YOUR OBJECTIVE: Reproduce the data in its entirety, exactly as supplied.
___ MATERIAL FOR THE TASK ___
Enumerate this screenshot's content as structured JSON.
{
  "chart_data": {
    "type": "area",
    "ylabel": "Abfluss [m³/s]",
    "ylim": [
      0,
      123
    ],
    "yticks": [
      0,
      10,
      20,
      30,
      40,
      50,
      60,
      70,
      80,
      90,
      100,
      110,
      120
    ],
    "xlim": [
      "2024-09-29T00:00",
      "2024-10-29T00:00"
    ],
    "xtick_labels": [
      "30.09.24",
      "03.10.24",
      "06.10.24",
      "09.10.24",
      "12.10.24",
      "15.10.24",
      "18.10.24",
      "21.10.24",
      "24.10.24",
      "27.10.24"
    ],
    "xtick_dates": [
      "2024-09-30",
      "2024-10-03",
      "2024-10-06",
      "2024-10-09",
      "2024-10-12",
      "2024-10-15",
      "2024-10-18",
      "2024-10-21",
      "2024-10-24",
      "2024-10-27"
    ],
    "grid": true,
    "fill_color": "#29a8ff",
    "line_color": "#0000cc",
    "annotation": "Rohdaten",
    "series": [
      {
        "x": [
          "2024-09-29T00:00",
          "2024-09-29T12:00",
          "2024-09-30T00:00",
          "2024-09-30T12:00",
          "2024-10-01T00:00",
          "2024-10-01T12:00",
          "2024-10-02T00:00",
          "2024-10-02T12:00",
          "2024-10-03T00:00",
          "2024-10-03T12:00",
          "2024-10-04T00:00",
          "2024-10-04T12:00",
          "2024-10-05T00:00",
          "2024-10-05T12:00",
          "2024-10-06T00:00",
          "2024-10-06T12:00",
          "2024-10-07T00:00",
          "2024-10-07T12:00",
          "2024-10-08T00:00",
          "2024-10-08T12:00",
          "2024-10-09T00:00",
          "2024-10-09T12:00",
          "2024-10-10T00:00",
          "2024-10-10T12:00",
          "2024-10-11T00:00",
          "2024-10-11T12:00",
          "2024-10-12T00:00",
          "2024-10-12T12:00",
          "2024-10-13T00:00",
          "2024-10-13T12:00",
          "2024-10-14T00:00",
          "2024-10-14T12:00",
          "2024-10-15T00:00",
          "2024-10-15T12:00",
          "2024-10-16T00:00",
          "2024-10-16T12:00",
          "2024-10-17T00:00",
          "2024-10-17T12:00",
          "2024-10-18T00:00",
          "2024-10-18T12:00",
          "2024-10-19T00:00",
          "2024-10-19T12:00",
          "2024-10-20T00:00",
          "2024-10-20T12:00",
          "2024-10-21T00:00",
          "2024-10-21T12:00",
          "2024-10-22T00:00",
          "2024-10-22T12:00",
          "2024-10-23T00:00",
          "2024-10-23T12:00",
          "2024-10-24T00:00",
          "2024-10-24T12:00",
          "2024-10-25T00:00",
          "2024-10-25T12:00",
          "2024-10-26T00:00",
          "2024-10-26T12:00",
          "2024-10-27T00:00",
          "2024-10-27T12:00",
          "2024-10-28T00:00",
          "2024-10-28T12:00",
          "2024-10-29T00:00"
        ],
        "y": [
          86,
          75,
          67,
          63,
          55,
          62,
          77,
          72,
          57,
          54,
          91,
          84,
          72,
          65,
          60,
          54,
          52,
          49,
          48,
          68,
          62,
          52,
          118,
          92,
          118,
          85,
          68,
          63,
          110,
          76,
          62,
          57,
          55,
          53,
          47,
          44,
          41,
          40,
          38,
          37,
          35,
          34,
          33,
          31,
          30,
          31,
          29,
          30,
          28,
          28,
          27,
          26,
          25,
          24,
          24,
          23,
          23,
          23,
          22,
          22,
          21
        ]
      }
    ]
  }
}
___
FULL ANSWER:
Enumerate this screenshot's content as structured JSON.
{
  "chart_data": {
    "type": "area",
    "ylabel": "Abfluss [m³/s]",
    "ylim": [
      0,
      123
    ],
    "yticks": [
      0,
      10,
      20,
      30,
      40,
      50,
      60,
      70,
      80,
      90,
      100,
      110,
      120
    ],
    "xlim": [
      "2024-09-29T00:00",
      "2024-10-29T00:00"
    ],
    "xtick_labels": [
      "30.09.24",
      "03.10.24",
      "06.10.24",
      "09.10.24",
      "12.10.24",
      "15.10.24",
      "18.10.24",
      "21.10.24",
      "24.10.24",
      "27.10.24"
    ],
    "xtick_dates": [
      "2024-09-30",
      "2024-10-03",
      "2024-10-06",
      "2024-10-09",
      "2024-10-12",
      "2024-10-15",
      "2024-10-18",
      "2024-10-21",
      "2024-10-24",
      "2024-10-27"
    ],
    "grid": true,
    "fill_color": "#29a8ff",
    "line_color": "#0000cc",
    "annotation": "Rohdaten",
    "series": [
      {
        "x": [
          "2024-09-29T00:00",
          "2024-09-29T12:00",
          "2024-09-30T00:00",
          "2024-09-30T12:00",
          "2024-10-01T00:00",
          "2024-10-01T12:00",
          "2024-10-02T00:00",
          "2024-10-02T12:00",
          "2024-10-03T00:00",
          "2024-10-03T12:00",
          "2024-10-04T00:00",
          "2024-10-04T12:00",
          "2024-10-05T00:00",
          "2024-10-05T12:00",
          "2024-10-06T00:00",
          "2024-10-06T12:00",
          "2024-10-07T00:00",
          "2024-10-07T12:00",
          "2024-10-08T00:00",
          "2024-10-08T12:00",
          "2024-10-09T00:00",
          "2024-10-09T12:00",
          "2024-10-10T00:00",
          "2024-10-10T12:00",
          "2024-10-11T00:00",
          "2024-10-11T12:00",
          "2024-10-12T00:00",
          "2024-10-12T12:00",
          "2024-10-13T00:00",
          "2024-10-13T12:00",
          "2024-10-14T00:00",
          "2024-10-14T12:00",
          "2024-10-15T00:00",
          "2024-10-15T12:00",
          "2024-10-16T00:00",
          "2024-10-16T12:00",
          "2024-10-17T00:00",
          "2024-10-17T12:00",
          "2024-10-18T00:00",
          "2024-10-18T12:00",
          "2024-10-19T00:00",
          "2024-10-19T12:00",
          "2024-10-20T00:00",
          "2024-10-20T12:00",
          "2024-10-21T00:00",
          "2024-10-21T12:00",
          "2024-10-22T00:00",
          "2024-10-22T12:00",
          "2024-10-23T00:00",
          "2024-10-23T12:00",
          "2024-10-24T00:00",
          "2024-10-24T12:00",
          "2024-10-25T00:00",
          "2024-10-25T12:00",
          "2024-10-26T00:00",
          "2024-10-26T12:00",
          "2024-10-27T00:00",
          "2024-10-27T12:00",
          "2024-10-28T00:00",
          "2024-10-28T12:00",
          "2024-10-29T00:00"
        ],
        "y": [
          86,
          75,
          67,
          63,
          55,
          62,
          77,
          72,
          57,
          54,
          91,
          84,
          72,
          65,
          60,
          54,
          52,
          49,
          48,
          68,
          62,
          52,
          118,
          92,
          118,
          85,
          68,
          63,
          110,
          76,
          62,
          57,
          55,
          53,
          47,
          44,
          41,
          40,
          38,
          37,
          35,
          34,
          33,
          31,
          30,
          31,
          29,
          30,
          28,
          28,
          27,
          26,
          25,
          24,
          24,
          23,
          23,
          23,
          22,
          22,
          21
        ]
      }
    ]
  }
}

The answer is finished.